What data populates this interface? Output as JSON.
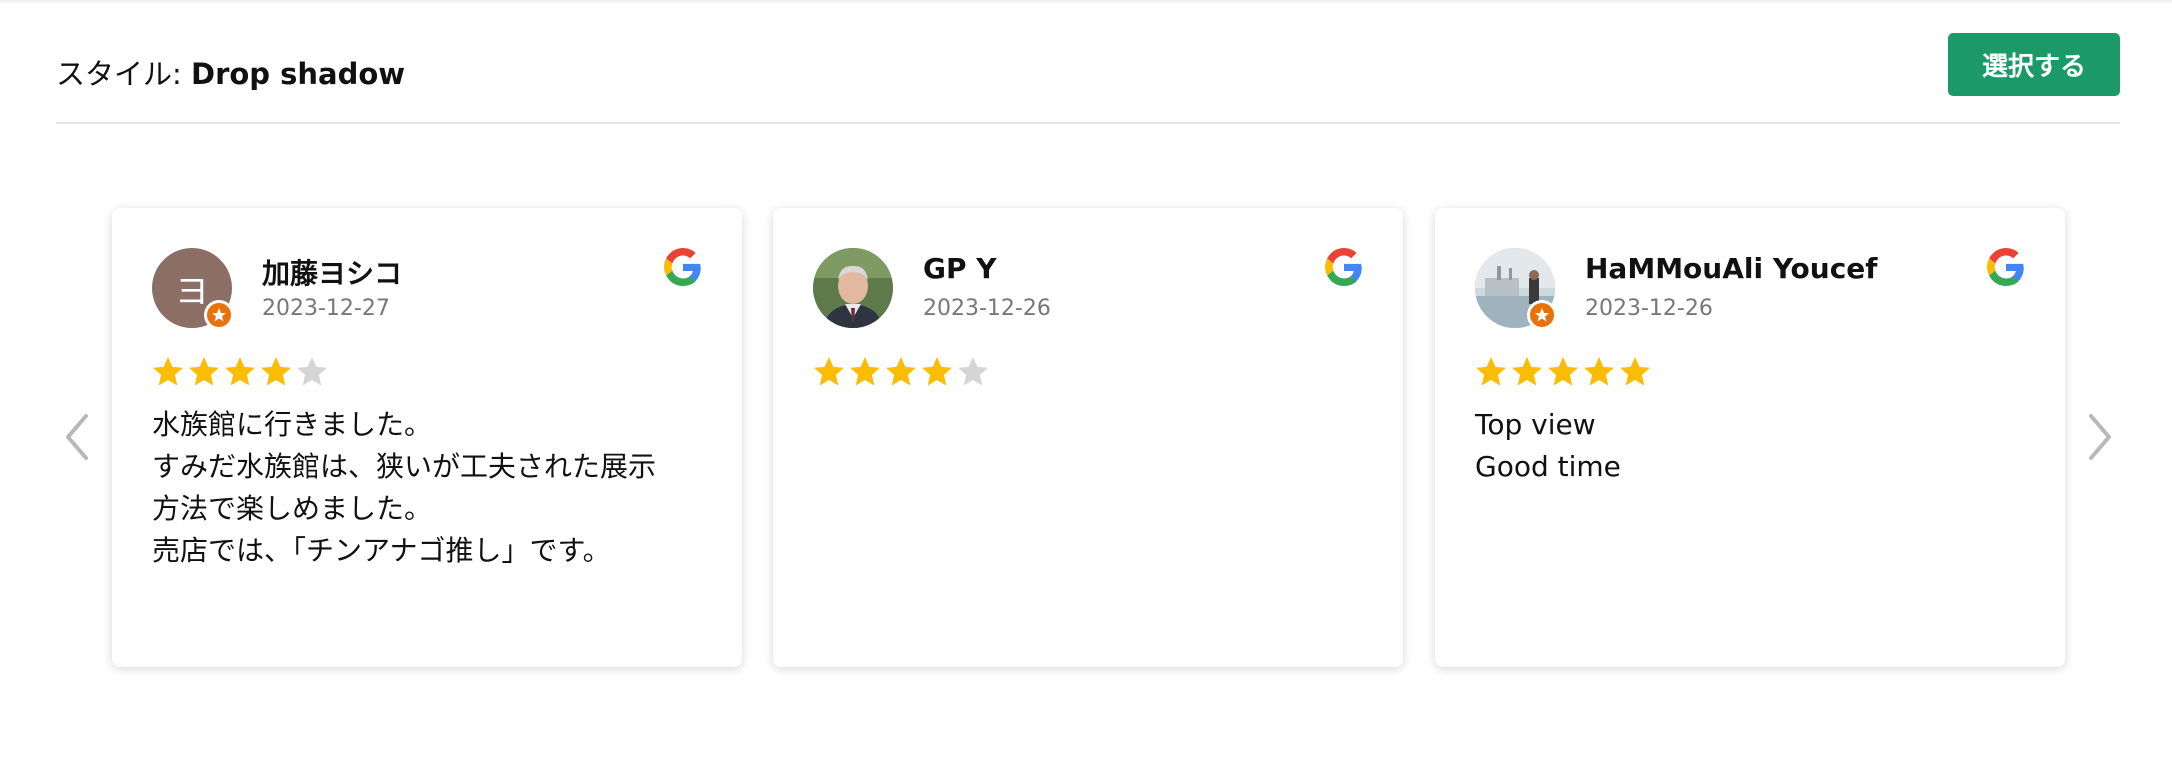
{
  "header": {
    "style_prefix": "スタイル: ",
    "style_name": "Drop shadow",
    "select_label": "選択する"
  },
  "colors": {
    "button": "#1b9a68",
    "star_filled": "#fbbc04",
    "star_empty": "#d5d5d5",
    "badge": "#e8710a"
  },
  "navigation": {
    "prev_icon": "chevron-left-icon",
    "next_icon": "chevron-right-icon"
  },
  "reviews": [
    {
      "author": "加藤ヨシコ",
      "date": "2023-12-27",
      "avatar_letter": "ヨ",
      "rating": 4,
      "source_icon": "google-icon",
      "lines": [
        "水族館に行きました。",
        "すみだ水族館は、狭いが工夫された展示",
        "方法で楽しめました。",
        "売店では、「チンアナゴ推し」です。"
      ]
    },
    {
      "author": "GP Y",
      "date": "2023-12-26",
      "rating": 4,
      "source_icon": "google-icon",
      "lines": []
    },
    {
      "author": "HaMMouAli Youcef",
      "date": "2023-12-26",
      "rating": 5,
      "source_icon": "google-icon",
      "lines": [
        "Top view",
        "Good time"
      ]
    }
  ]
}
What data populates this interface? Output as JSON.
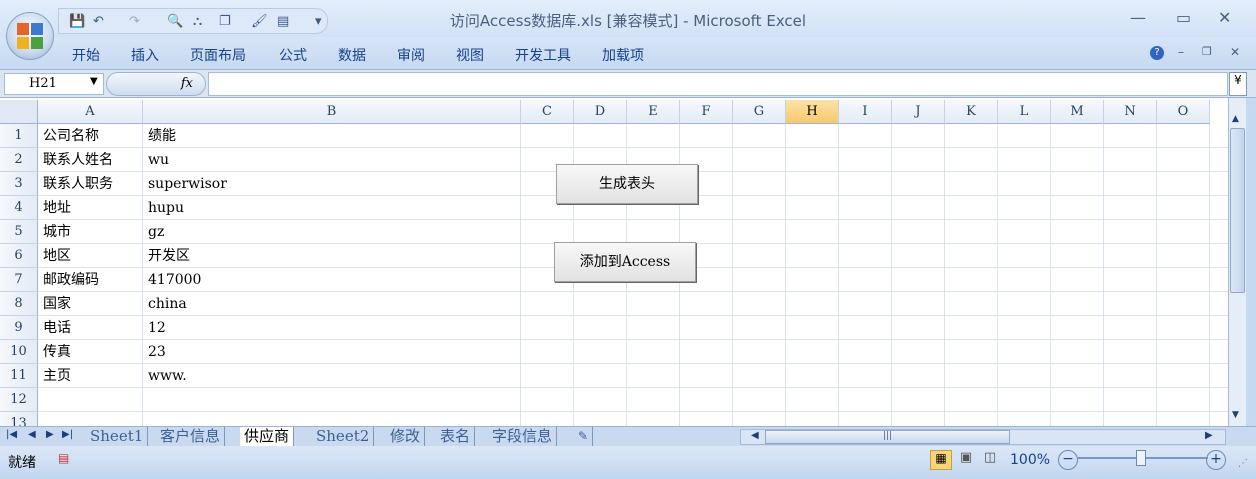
{
  "window": {
    "title": "访问Access数据库.xls  [兼容模式] - Microsoft Excel",
    "minimize": "—",
    "maximize": "▭",
    "close": "✕"
  },
  "ribbon_tabs": [
    "开始",
    "插入",
    "页面布局",
    "公式",
    "数据",
    "审阅",
    "视图",
    "开发工具",
    "加载项"
  ],
  "formula_bar": {
    "name_box": "H21",
    "fx": "fx",
    "value": ""
  },
  "columns": [
    "A",
    "B",
    "C",
    "D",
    "E",
    "F",
    "G",
    "H",
    "I",
    "J",
    "K",
    "L",
    "M",
    "N",
    "O"
  ],
  "selected_column": "H",
  "rows": [
    {
      "n": "1",
      "a": "公司名称",
      "b": "绩能"
    },
    {
      "n": "2",
      "a": "联系人姓名",
      "b": "wu"
    },
    {
      "n": "3",
      "a": "联系人职务",
      "b": "superwisor"
    },
    {
      "n": "4",
      "a": "地址",
      "b": "hupu"
    },
    {
      "n": "5",
      "a": "城市",
      "b": "gz"
    },
    {
      "n": "6",
      "a": "地区",
      "b": "开发区"
    },
    {
      "n": "7",
      "a": "邮政编码",
      "b": "417000"
    },
    {
      "n": "8",
      "a": "国家",
      "b": "china"
    },
    {
      "n": "9",
      "a": "电话",
      "b": "12"
    },
    {
      "n": "10",
      "a": "传真",
      "b": "23"
    },
    {
      "n": "11",
      "a": "主页",
      "b": "www."
    },
    {
      "n": "12",
      "a": "",
      "b": ""
    },
    {
      "n": "13",
      "a": "",
      "b": ""
    }
  ],
  "buttons": {
    "generate_header": "生成表头",
    "add_to_access": "添加到Access"
  },
  "sheet_tabs": [
    "Sheet1",
    "客户信息",
    "供应商",
    "Sheet2",
    "修改",
    "表名",
    "字段信息"
  ],
  "active_sheet": "供应商",
  "status": {
    "ready": "就绪",
    "zoom": "100%"
  }
}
════════════════════
**Exercise instructions:**
Write out each line again precisely as it appears, skipping every picture.

**Response to the exercise:**
What data populates this interface? Output as JSON.
{
  "header": {
    "style_prefix": "スタイル: ",
    "style_name": "Drop shadow",
    "select_label": "選択する"
  },
  "colors": {
    "button": "#1b9a68",
    "star_filled": "#fbbc04",
    "star_empty": "#d5d5d5",
    "badge": "#e8710a"
  },
  "navigation": {
    "prev_icon": "chevron-left-icon",
    "next_icon": "chevron-right-icon"
  },
  "reviews": [
    {
      "author": "加藤ヨシコ",
      "date": "2023-12-27",
      "avatar_letter": "ヨ",
      "rating": 4,
      "source_icon": "google-icon",
      "lines": [
        "水族館に行きました。",
        "すみだ水族館は、狭いが工夫された展示",
        "方法で楽しめました。",
        "売店では、「チンアナゴ推し」です。"
      ]
    },
    {
      "author": "GP Y",
      "date": "2023-12-26",
      "rating": 4,
      "source_icon": "google-icon",
      "lines": []
    },
    {
      "author": "HaMMouAli Youcef",
      "date": "2023-12-26",
      "rating": 5,
      "source_icon": "google-icon",
      "lines": [
        "Top view",
        "Good time"
      ]
    }
  ]
}
What data populates this interface? Output as JSON.
{
  "window": {
    "title": "访问Access数据库.xls  [兼容模式] - Microsoft Excel",
    "minimize": "—",
    "maximize": "▭",
    "close": "✕"
  },
  "ribbon_tabs": [
    "开始",
    "插入",
    "页面布局",
    "公式",
    "数据",
    "审阅",
    "视图",
    "开发工具",
    "加载项"
  ],
  "formula_bar": {
    "name_box": "H21",
    "fx": "fx",
    "value": ""
  },
  "columns": [
    "A",
    "B",
    "C",
    "D",
    "E",
    "F",
    "G",
    "H",
    "I",
    "J",
    "K",
    "L",
    "M",
    "N",
    "O"
  ],
  "selected_column": "H",
  "rows": [
    {
      "n": "1",
      "a": "公司名称",
      "b": "绩能"
    },
    {
      "n": "2",
      "a": "联系人姓名",
      "b": "wu"
    },
    {
      "n": "3",
      "a": "联系人职务",
      "b": "superwisor"
    },
    {
      "n": "4",
      "a": "地址",
      "b": "hupu"
    },
    {
      "n": "5",
      "a": "城市",
      "b": "gz"
    },
    {
      "n": "6",
      "a": "地区",
      "b": "开发区"
    },
    {
      "n": "7",
      "a": "邮政编码",
      "b": "417000"
    },
    {
      "n": "8",
      "a": "国家",
      "b": "china"
    },
    {
      "n": "9",
      "a": "电话",
      "b": "12"
    },
    {
      "n": "10",
      "a": "传真",
      "b": "23"
    },
    {
      "n": "11",
      "a": "主页",
      "b": "www."
    },
    {
      "n": "12",
      "a": "",
      "b": ""
    },
    {
      "n": "13",
      "a": "",
      "b": ""
    }
  ],
  "buttons": {
    "generate_header": "生成表头",
    "add_to_access": "添加到Access"
  },
  "sheet_tabs": [
    "Sheet1",
    "客户信息",
    "供应商",
    "Sheet2",
    "修改",
    "表名",
    "字段信息"
  ],
  "active_sheet": "供应商",
  "status": {
    "ready": "就绪",
    "zoom": "100%"
  }
}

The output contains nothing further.